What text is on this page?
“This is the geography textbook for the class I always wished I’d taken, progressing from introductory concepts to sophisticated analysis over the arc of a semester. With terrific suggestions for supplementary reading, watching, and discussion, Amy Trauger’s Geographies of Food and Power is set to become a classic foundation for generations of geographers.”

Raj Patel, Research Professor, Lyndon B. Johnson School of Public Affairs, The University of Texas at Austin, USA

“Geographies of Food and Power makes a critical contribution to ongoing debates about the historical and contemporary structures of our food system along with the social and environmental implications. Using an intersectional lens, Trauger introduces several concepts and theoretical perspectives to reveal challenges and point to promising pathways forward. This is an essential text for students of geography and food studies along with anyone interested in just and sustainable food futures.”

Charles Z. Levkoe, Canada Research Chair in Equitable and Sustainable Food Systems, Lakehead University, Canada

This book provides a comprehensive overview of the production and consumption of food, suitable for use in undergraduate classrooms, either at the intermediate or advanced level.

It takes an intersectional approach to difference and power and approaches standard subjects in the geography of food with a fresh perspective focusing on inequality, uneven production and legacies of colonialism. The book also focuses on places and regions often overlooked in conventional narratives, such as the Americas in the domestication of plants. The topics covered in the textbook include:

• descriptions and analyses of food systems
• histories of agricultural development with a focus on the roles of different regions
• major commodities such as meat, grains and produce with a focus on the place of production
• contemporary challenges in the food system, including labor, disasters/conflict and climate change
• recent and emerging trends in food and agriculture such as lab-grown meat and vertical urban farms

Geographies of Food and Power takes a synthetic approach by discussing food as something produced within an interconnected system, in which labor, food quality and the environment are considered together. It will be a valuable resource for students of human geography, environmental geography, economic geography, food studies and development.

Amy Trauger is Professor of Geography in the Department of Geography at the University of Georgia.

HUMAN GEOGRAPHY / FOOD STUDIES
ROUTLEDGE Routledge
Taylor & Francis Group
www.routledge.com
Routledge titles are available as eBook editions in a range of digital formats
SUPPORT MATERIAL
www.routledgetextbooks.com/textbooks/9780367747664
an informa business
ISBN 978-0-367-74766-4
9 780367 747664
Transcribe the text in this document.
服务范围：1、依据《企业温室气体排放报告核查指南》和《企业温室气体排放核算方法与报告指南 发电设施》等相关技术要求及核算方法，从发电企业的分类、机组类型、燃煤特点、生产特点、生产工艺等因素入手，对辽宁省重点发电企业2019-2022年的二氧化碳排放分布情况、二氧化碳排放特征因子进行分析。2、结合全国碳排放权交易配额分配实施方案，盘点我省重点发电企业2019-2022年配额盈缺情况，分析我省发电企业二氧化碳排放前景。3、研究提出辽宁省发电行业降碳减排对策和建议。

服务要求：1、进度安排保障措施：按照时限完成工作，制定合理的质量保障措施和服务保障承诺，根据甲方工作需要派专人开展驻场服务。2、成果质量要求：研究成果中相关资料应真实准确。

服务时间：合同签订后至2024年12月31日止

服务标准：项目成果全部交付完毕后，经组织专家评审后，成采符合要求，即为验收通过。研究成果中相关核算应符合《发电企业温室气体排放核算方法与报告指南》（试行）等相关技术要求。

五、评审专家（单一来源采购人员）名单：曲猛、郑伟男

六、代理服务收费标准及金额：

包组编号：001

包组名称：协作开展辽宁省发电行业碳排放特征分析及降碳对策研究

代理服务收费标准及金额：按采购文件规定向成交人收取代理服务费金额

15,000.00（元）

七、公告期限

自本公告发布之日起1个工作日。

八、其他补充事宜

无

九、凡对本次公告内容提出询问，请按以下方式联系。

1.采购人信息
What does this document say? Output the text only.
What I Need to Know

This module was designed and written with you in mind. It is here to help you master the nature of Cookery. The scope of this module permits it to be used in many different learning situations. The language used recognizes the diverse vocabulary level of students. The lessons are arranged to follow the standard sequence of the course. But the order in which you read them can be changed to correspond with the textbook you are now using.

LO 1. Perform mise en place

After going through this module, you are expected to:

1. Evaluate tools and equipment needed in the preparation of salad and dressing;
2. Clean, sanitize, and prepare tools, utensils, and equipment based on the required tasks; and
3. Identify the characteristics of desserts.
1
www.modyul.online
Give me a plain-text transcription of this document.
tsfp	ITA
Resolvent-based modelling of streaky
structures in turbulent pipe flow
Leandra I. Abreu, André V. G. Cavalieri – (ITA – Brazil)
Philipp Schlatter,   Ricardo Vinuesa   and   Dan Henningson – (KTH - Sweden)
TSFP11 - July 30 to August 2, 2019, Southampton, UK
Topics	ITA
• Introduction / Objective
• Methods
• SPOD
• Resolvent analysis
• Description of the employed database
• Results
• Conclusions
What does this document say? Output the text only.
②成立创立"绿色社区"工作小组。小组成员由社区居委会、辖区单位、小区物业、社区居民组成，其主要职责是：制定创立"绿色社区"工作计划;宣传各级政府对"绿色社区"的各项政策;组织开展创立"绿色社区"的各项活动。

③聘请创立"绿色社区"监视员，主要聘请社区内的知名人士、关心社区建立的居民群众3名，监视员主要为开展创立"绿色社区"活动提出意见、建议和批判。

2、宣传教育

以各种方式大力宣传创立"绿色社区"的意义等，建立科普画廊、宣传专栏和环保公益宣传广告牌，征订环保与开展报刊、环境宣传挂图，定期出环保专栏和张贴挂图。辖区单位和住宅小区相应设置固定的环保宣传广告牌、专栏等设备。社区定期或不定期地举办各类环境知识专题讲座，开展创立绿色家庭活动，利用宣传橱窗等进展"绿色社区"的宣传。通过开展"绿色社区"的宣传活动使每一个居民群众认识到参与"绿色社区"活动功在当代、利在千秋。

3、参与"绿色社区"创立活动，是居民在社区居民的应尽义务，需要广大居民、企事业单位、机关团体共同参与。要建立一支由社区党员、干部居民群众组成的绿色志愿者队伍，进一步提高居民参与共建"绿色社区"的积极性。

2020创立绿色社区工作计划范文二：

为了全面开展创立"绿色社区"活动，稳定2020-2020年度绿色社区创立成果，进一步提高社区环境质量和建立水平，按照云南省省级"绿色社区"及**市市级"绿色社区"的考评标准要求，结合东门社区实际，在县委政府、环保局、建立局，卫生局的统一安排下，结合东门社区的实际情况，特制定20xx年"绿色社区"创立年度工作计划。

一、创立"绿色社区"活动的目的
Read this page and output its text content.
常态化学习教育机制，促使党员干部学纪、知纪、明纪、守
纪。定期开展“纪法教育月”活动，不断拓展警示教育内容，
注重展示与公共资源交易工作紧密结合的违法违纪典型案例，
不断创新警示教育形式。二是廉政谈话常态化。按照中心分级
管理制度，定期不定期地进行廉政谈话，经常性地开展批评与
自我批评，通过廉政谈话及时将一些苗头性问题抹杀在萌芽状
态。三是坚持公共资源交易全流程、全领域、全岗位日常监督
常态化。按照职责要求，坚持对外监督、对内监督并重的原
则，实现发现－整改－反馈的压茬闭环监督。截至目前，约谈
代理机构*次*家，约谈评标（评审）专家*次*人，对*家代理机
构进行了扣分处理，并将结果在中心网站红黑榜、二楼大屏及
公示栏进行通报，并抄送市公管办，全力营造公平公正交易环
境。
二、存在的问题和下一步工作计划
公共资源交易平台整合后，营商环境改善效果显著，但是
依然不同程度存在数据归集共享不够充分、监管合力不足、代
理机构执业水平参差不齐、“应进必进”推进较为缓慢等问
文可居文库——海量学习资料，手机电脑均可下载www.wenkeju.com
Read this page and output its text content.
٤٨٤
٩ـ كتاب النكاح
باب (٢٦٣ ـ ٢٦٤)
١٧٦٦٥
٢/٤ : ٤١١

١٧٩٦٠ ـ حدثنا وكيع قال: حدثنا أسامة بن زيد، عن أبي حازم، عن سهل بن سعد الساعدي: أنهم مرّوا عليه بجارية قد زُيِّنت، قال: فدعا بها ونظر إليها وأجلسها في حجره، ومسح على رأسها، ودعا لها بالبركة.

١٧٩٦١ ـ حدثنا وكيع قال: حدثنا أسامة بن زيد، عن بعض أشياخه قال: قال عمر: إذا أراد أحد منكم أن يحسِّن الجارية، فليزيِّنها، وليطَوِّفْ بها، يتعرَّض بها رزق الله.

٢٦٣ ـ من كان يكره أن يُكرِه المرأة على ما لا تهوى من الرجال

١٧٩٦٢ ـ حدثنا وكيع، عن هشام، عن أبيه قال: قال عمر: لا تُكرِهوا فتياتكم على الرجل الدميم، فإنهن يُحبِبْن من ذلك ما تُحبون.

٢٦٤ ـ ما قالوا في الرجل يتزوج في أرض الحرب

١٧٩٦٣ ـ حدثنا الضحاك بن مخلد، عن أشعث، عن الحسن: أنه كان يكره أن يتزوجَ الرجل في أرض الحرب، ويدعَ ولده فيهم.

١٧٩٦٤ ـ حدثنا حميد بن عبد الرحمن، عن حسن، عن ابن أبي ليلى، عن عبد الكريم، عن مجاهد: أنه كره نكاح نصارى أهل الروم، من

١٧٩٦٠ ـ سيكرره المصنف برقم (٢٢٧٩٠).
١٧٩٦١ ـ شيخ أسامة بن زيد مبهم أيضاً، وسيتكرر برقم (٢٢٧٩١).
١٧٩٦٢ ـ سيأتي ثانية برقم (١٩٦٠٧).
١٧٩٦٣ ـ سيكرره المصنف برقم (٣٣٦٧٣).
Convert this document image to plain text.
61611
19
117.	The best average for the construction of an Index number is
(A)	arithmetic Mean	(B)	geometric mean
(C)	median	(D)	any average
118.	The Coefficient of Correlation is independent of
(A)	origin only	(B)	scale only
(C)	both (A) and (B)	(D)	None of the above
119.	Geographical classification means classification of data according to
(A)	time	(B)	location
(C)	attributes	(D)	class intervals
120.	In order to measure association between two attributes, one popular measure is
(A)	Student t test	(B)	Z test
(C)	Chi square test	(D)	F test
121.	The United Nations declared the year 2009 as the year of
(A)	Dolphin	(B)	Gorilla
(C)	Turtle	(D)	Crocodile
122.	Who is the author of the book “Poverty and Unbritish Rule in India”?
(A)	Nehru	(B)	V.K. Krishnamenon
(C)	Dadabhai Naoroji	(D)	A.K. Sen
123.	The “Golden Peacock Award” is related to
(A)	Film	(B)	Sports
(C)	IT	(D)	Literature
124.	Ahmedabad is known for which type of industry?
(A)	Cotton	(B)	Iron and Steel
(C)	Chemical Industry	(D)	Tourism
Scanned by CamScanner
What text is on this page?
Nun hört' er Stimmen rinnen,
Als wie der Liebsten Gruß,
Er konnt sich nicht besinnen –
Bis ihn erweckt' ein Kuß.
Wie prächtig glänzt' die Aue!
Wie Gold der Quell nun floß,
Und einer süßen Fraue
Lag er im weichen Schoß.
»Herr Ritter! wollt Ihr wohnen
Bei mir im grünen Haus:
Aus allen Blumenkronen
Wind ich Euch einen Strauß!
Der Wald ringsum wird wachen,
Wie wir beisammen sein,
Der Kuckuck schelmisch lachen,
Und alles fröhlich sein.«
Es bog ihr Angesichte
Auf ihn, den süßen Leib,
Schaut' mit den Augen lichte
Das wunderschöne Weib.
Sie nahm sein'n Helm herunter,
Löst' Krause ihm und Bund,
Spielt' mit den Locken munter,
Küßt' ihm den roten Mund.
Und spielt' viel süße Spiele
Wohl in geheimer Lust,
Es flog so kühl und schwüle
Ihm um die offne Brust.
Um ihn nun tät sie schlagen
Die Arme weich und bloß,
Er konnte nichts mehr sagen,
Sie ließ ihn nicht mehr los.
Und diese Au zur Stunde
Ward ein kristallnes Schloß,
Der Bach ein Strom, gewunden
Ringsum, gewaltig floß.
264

**Your goal**
Search the records above for the string "plain". Copy every line that contains it.

**Final result**
Give me a plain-text transcription of this document.
Convert this document image to plain text.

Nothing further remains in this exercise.